§ EXERCISE INSTRUCTIONS
Scan the listing below. Report each line that includes "推荐这几道风味小吃".

--- start AVAILABLE RECORDS ---

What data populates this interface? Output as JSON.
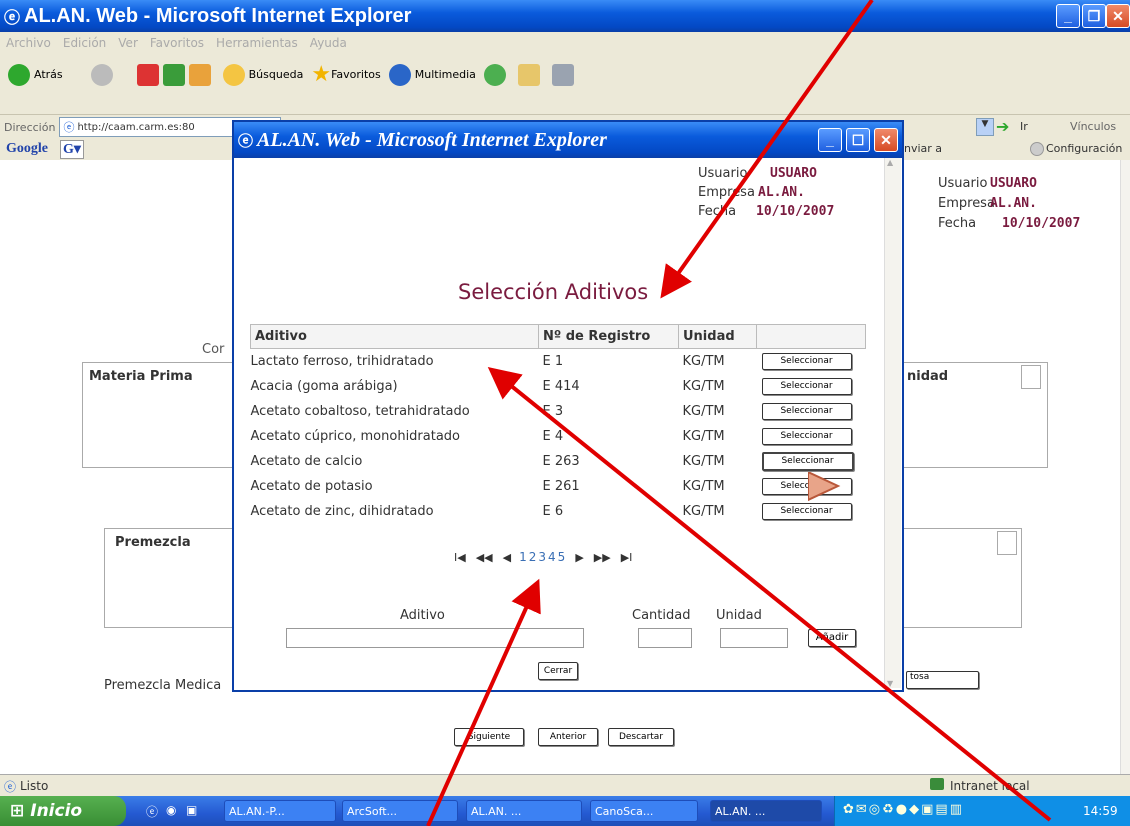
{
  "main_window": {
    "title": "AL.AN. Web - Microsoft Internet Explorer",
    "menu": [
      "Archivo",
      "Edición",
      "Ver",
      "Favoritos",
      "Herramientas",
      "Ayuda"
    ],
    "toolbar": {
      "back": "Atrás",
      "search": "Búsqueda",
      "favorites": "Favoritos",
      "multimedia": "Multimedia"
    },
    "address_label": "Dirección",
    "address_value": "http://caam.carm.es:80",
    "go_label": "Ir",
    "links_label": "Vínculos",
    "google_label": "Google",
    "send_label": "nviar a",
    "config_label": "Configuración",
    "user_info": {
      "usuario_label": "Usuario",
      "usuario": "USUARO",
      "empresa_label": "Empresa",
      "empresa": "AL.AN.",
      "fecha_label": "Fecha",
      "fecha": "10/10/2007"
    },
    "partial_left_text": "Cor",
    "materia_header": "Materia Prima",
    "unidad_partial": "nidad",
    "premezcla_header": "Premezcla",
    "premezcla_medica": "Premezcla Medica",
    "tosa_label": "tosa",
    "bottom_buttons": {
      "siguiente": "Siguiente",
      "anterior": "Anterior",
      "descartar": "Descartar"
    },
    "status": {
      "listo": "Listo",
      "zone": "Intranet local"
    }
  },
  "popup": {
    "title": "AL.AN. Web - Microsoft Internet Explorer",
    "user_info": {
      "usuario_label": "Usuario",
      "usuario": "USUARO",
      "empresa_label": "Empresa",
      "empresa": "AL.AN.",
      "fecha_label": "Fecha",
      "fecha": "10/10/2007"
    },
    "heading": "Selección Aditivos",
    "columns": [
      "Aditivo",
      "Nº de Registro",
      "Unidad"
    ],
    "rows": [
      {
        "aditivo": "Lactato ferroso, trihidratado",
        "registro": "E 1",
        "unidad": "KG/TM"
      },
      {
        "aditivo": "Acacia (goma arábiga)",
        "registro": "E 414",
        "unidad": "KG/TM"
      },
      {
        "aditivo": "Acetato cobaltoso, tetrahidratado",
        "registro": "E 3",
        "unidad": "KG/TM"
      },
      {
        "aditivo": "Acetato cúprico, monohidratado",
        "registro": "E 4",
        "unidad": "KG/TM"
      },
      {
        "aditivo": "Acetato de calcio",
        "registro": "E 263",
        "unidad": "KG/TM"
      },
      {
        "aditivo": "Acetato de potasio",
        "registro": "E 261",
        "unidad": "KG/TM"
      },
      {
        "aditivo": "Acetato de zinc, dihidratado",
        "registro": "E 6",
        "unidad": "KG/TM"
      }
    ],
    "select_label": "Seleccionar",
    "pager": {
      "first": "I◀",
      "prev_page": "◀◀",
      "prev": "◀",
      "pages": [
        "1",
        "2",
        "3",
        "4",
        "5"
      ],
      "next": "▶",
      "next_page": "▶▶",
      "last": "▶I"
    },
    "form": {
      "aditivo_label": "Aditivo",
      "cantidad_label": "Cantidad",
      "unidad_label": "Unidad",
      "add_label": "Añadir"
    },
    "close_label": "Cerrar"
  },
  "taskbar": {
    "start": "Inicio",
    "items": [
      "AL.AN.-P...",
      "ArcSoft...",
      "AL.AN. ...",
      "CanoSca...",
      "AL.AN. ..."
    ],
    "clock": "14:59"
  },
  "colors": {
    "accent": "#7a1b3f",
    "arrow": "#e00000",
    "xp_blue": "#0a5bdc"
  }
}
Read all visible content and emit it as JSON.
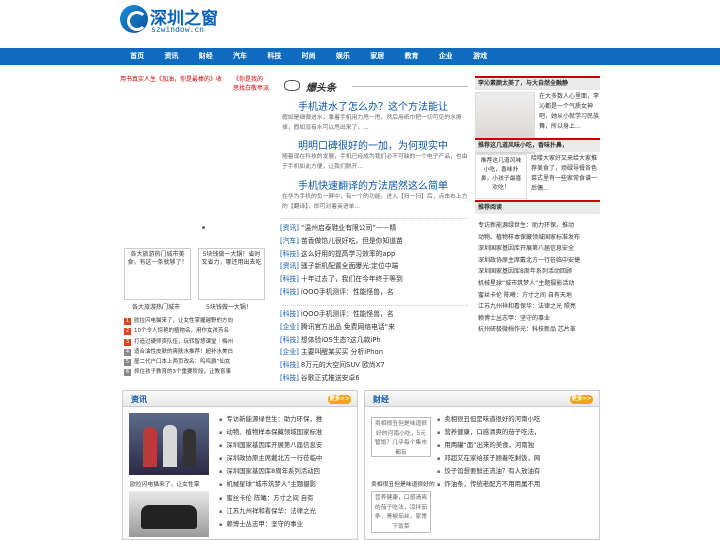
{
  "site": {
    "logo_cn": "深圳之窗",
    "logo_en": "szwindow.cn"
  },
  "nav": [
    "首页",
    "资讯",
    "财经",
    "汽车",
    "科技",
    "时尚",
    "娱乐",
    "家居",
    "教育",
    "企业",
    "游戏"
  ],
  "marquee": {
    "m1": "用书真实人生《加油，你是最棒的》收",
    "m2": "《你是我的",
    "m3": "思找白敬亭派"
  },
  "thumbs": [
    {
      "caption": "各大旅游热门城市美食，有这一条就够了！",
      "label": "各大旅游热门城市"
    },
    {
      "caption": "5块钱做一大锅！省时又省力，哪还用出去吃",
      "label": "5块钱做一大锅！"
    }
  ],
  "rank": [
    "欧拉闪电猫来了，让女性掌握越野的方向",
    "10个令人惊艳的植物名，用作女孩芳名",
    "打造过硬师资队伍，玩转智慧课堂｜梅州",
    "适合油性皮肤的爽肤水推荐！超补水美白",
    "屋二代户口本上两页改名：呜呜爵“仙女",
    "抓住孩子教育的3个重要阶段，让教育事"
  ],
  "blog_label": "爆头条",
  "articles": [
    {
      "title": "手机进水了怎么办？这个方法能让",
      "text": "假如是细微进水，拿着手机用力甩一甩，然后用纸巾把一切可见的水擦掉，假如没有水可以甩出来了，..."
    },
    {
      "title": "明明口碑很好的一加，为何现实中",
      "text": "随着现在科技的发展，手机已经成为我们必不可缺的一个电子产品，也由于手机如此方便，让我们脱开..."
    },
    {
      "title": "手机快速翻译的方法居然这么简单",
      "text": "在华为手机的负一屏中，有一个的功能，进入【扫一扫】后，点击右上方的【翻译】，即可对着英语单..."
    }
  ],
  "news1": [
    {
      "cat": "[资讯]",
      "t": "“温州启泰鞋业有限公司”——精"
    },
    {
      "cat": "[汽车]",
      "t": "苗香做馅儿很好吃，但是你知道苗"
    },
    {
      "cat": "[科技]",
      "t": "这么好用的提高学习效率的app"
    },
    {
      "cat": "[资讯]",
      "t": "骚子新机配置全面曝光:定位中端"
    },
    {
      "cat": "[科技]",
      "t": "十年过去了，我们在今年终于等到"
    },
    {
      "cat": "[科技]",
      "t": "iQOO手机测评：性能怪兽，名"
    }
  ],
  "news2": [
    {
      "cat": "[科技]",
      "t": "iQOO手机测评：性能怪兽，名"
    },
    {
      "cat": "[企业]",
      "t": "腾讯官方出品 免费网络电话“来"
    },
    {
      "cat": "[科技]",
      "t": "想体验iOS生态?这几款iPh"
    },
    {
      "cat": "[企业]",
      "t": "主要叫醒某买买 分析iPhon"
    },
    {
      "cat": "[科技]",
      "t": "8万元的大空间SUV 欧尚X7"
    },
    {
      "cat": "[科技]",
      "t": "谷歌正式推送安卓6"
    }
  ],
  "right": {
    "h1": "李沁素颜太美了，与大自然全融静",
    "t1": "在大多数人心里面，李沁都是一个气质女神吧，她从小就学习民族舞，所以身上...",
    "h2": "推荐这几道风味小吃，香味扑鼻，",
    "img2": "推荐这几道风味小吃，香味扑鼻，小孩子最喜欢吃！",
    "t2": "哈喽大家好又来给大家推荐美食了，烦碌导餐各色菜式里有一些家常食谱一后偶...",
    "h3": "推荐阅读",
    "list": [
      "专访新能源绿世生：助力环保，推动",
      "动物、植物样本保藏领域国家标准发布",
      "深圳国家基因库开展第八届信息安全",
      "深圳政协原主席戴北方一行莅临中安捷",
      "深圳国家基因库8周年系列活动回顾",
      "机械星球“城市筑梦人”主题摄影活动",
      "蜜丝卡伦 陈曦：方寸之间 自有天地",
      "江苏九州祥和看保华：法律之光 照亮",
      "赖博士丛志甲：坚守的事业",
      "杭州研极微档作光：科技新品 芯片革"
    ]
  },
  "sec1": {
    "title": "资讯",
    "more": "更多>>",
    "list": [
      "专访新能源绿世生：助力环保，推",
      "动物、植物样本保藏领域国家标准",
      "深圳国家基因库开展第八届信息安",
      "深圳政协原主席戴北方一行莅临中",
      "深圳国家基因库8周年系列活动回",
      "机械星球“城市筑梦人”主题摄影",
      "蜜丝卡伦 陈曦：方寸之间 自有",
      "江苏九州祥和看保华：法律之光",
      "赖博士丛志甲：坚守的事业"
    ],
    "cap1": "欧拉闪电猫来了，让女性掌"
  },
  "sec2": {
    "title": "财经",
    "more": "更多>>",
    "box1": "卖相很丑但是味道很好的河南小吃，5元管饱？几乎每个集市都有",
    "cap1": "卖相很丑但是味道很好的",
    "box2": "营养健康，口感清爽的茄子吃法，凉拌茄条，青椒茄丝，家常下饭菜",
    "list": [
      "卖相很丑但是味道很好的河南小吃",
      "营养健康，口感清爽的茄子吃法，",
      "用两罐“面”出来的美食，河南独",
      "邓超又在家给孩子顾着吃剩饭，网",
      "饺子馅想要鲜还流油？有人放油有",
      "炸油条，传统老配方不用用属不用"
    ]
  }
}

--- end AVAILABLE RECORDS ---

§ SOLVED PROBLEM
    "h2": "推荐这几道风味小吃，香味扑鼻，",
    "img2": "推荐这几道风味小吃，香味扑鼻，小孩子最喜欢吃！",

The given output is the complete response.